→ Problem to solve
Print the entries below in their entirety, exactly as they are written.
**** Extracted records
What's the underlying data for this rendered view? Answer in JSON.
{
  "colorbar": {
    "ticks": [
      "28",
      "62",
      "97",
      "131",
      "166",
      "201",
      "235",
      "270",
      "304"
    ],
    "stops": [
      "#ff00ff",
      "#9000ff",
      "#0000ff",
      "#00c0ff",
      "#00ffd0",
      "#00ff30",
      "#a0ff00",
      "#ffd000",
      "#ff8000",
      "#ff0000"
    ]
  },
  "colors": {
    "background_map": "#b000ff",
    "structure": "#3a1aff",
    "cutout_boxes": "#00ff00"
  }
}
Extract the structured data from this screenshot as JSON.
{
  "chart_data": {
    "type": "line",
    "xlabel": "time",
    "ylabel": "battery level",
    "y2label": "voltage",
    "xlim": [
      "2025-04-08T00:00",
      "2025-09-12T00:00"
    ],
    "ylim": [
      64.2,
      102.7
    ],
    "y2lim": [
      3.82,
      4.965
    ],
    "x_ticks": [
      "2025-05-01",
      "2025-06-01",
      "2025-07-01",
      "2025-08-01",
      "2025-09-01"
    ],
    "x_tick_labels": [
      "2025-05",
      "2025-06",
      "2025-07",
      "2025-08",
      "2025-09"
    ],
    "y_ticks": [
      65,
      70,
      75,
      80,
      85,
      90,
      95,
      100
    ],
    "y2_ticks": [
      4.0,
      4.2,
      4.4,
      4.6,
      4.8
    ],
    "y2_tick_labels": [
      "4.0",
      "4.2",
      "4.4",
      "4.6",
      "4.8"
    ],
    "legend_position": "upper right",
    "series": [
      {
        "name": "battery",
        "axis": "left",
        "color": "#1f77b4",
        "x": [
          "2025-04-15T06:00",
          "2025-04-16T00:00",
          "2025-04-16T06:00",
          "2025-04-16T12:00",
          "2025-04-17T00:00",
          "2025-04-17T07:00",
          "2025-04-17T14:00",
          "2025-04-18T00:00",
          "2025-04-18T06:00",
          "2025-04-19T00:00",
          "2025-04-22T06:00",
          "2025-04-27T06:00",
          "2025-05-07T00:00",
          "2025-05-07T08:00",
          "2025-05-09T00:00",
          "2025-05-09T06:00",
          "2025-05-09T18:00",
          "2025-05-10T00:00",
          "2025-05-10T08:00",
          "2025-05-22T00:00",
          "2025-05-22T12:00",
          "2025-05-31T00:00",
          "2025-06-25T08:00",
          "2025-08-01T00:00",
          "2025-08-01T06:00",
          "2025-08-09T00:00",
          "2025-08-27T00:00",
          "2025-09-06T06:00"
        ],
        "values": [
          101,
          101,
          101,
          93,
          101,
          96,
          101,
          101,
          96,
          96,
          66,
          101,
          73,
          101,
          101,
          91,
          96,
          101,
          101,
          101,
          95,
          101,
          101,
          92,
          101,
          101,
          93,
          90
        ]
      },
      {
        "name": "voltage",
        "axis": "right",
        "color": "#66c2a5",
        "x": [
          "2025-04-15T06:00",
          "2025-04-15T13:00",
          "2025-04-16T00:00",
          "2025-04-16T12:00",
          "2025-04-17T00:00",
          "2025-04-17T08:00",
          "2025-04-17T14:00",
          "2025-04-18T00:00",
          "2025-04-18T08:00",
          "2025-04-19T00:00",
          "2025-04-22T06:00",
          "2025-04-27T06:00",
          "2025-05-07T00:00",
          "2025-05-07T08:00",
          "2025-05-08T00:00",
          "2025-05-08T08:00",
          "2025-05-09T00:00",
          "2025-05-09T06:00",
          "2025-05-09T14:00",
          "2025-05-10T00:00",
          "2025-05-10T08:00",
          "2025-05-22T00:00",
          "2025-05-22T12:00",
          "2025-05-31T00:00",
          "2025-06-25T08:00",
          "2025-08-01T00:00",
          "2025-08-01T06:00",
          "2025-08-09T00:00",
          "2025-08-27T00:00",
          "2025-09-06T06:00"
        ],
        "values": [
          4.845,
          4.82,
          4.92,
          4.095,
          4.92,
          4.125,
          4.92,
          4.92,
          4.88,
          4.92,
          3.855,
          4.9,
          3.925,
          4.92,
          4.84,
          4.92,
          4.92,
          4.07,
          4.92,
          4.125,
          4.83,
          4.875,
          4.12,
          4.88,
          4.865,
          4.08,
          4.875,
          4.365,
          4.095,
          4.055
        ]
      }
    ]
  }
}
********
→ Result for this exercise
What's the underlying data for this rendered view? Answer in JSON.
{
  "colorbar": {
    "ticks": [
      "28",
      "62",
      "97",
      "131",
      "166",
      "201",
      "235",
      "270",
      "304"
    ],
    "stops": [
      "#ff00ff",
      "#9000ff",
      "#0000ff",
      "#00c0ff",
      "#00ffd0",
      "#00ff30",
      "#a0ff00",
      "#ffd000",
      "#ff8000",
      "#ff0000"
    ]
  },
  "colors": {
    "background_map": "#b000ff",
    "structure": "#3a1aff",
    "cutout_boxes": "#00ff00"
  }
}
Extract the structured data from this screenshot as JSON.
{
  "chart_data": {
    "type": "line",
    "xlabel": "time",
    "ylabel": "battery level",
    "y2label": "voltage",
    "xlim": [
      "2025-04-08T00:00",
      "2025-09-12T00:00"
    ],
    "ylim": [
      64.2,
      102.7
    ],
    "y2lim": [
      3.82,
      4.965
    ],
    "x_ticks": [
      "2025-05-01",
      "2025-06-01",
      "2025-07-01",
      "2025-08-01",
      "2025-09-01"
    ],
    "x_tick_labels": [
      "2025-05",
      "2025-06",
      "2025-07",
      "2025-08",
      "2025-09"
    ],
    "y_ticks": [
      65,
      70,
      75,
      80,
      85,
      90,
      95,
      100
    ],
    "y2_ticks": [
      4.0,
      4.2,
      4.4,
      4.6,
      4.8
    ],
    "y2_tick_labels": [
      "4.0",
      "4.2",
      "4.4",
      "4.6",
      "4.8"
    ],
    "legend_position": "upper right",
    "series": [
      {
        "name": "battery",
        "axis": "left",
        "color": "#1f77b4",
        "x": [
          "2025-04-15T06:00",
          "2025-04-16T00:00",
          "2025-04-16T06:00",
          "2025-04-16T12:00",
          "2025-04-17T00:00",
          "2025-04-17T07:00",
          "2025-04-17T14:00",
          "2025-04-18T00:00",
          "2025-04-18T06:00",
          "2025-04-19T00:00",
          "2025-04-22T06:00",
          "2025-04-27T06:00",
          "2025-05-07T00:00",
          "2025-05-07T08:00",
          "2025-05-09T00:00",
          "2025-05-09T06:00",
          "2025-05-09T18:00",
          "2025-05-10T00:00",
          "2025-05-10T08:00",
          "2025-05-22T00:00",
          "2025-05-22T12:00",
          "2025-05-31T00:00",
          "2025-06-25T08:00",
          "2025-08-01T00:00",
          "2025-08-01T06:00",
          "2025-08-09T00:00",
          "2025-08-27T00:00",
          "2025-09-06T06:00"
        ],
        "values": [
          101,
          101,
          101,
          93,
          101,
          96,
          101,
          101,
          96,
          96,
          66,
          101,
          73,
          101,
          101,
          91,
          96,
          101,
          101,
          101,
          95,
          101,
          101,
          92,
          101,
          101,
          93,
          90
        ]
      },
      {
        "name": "voltage",
        "axis": "right",
        "color": "#66c2a5",
        "x": [
          "2025-04-15T06:00",
          "2025-04-15T13:00",
          "2025-04-16T00:00",
          "2025-04-16T12:00",
          "2025-04-17T00:00",
          "2025-04-17T08:00",
          "2025-04-17T14:00",
          "2025-04-18T00:00",
          "2025-04-18T08:00",
          "2025-04-19T00:00",
          "2025-04-22T06:00",
          "2025-04-27T06:00",
          "2025-05-07T00:00",
          "2025-05-07T08:00",
          "2025-05-08T00:00",
          "2025-05-08T08:00",
          "2025-05-09T00:00",
          "2025-05-09T06:00",
          "2025-05-09T14:00",
          "2025-05-10T00:00",
          "2025-05-10T08:00",
          "2025-05-22T00:00",
          "2025-05-22T12:00",
          "2025-05-31T00:00",
          "2025-06-25T08:00",
          "2025-08-01T00:00",
          "2025-08-01T06:00",
          "2025-08-09T00:00",
          "2025-08-27T00:00",
          "2025-09-06T06:00"
        ],
        "values": [
          4.845,
          4.82,
          4.92,
          4.095,
          4.92,
          4.125,
          4.92,
          4.92,
          4.88,
          4.92,
          3.855,
          4.9,
          3.925,
          4.92,
          4.84,
          4.92,
          4.92,
          4.07,
          4.92,
          4.125,
          4.83,
          4.875,
          4.12,
          4.88,
          4.865,
          4.08,
          4.875,
          4.365,
          4.095,
          4.055
        ]
      }
    ]
  }
}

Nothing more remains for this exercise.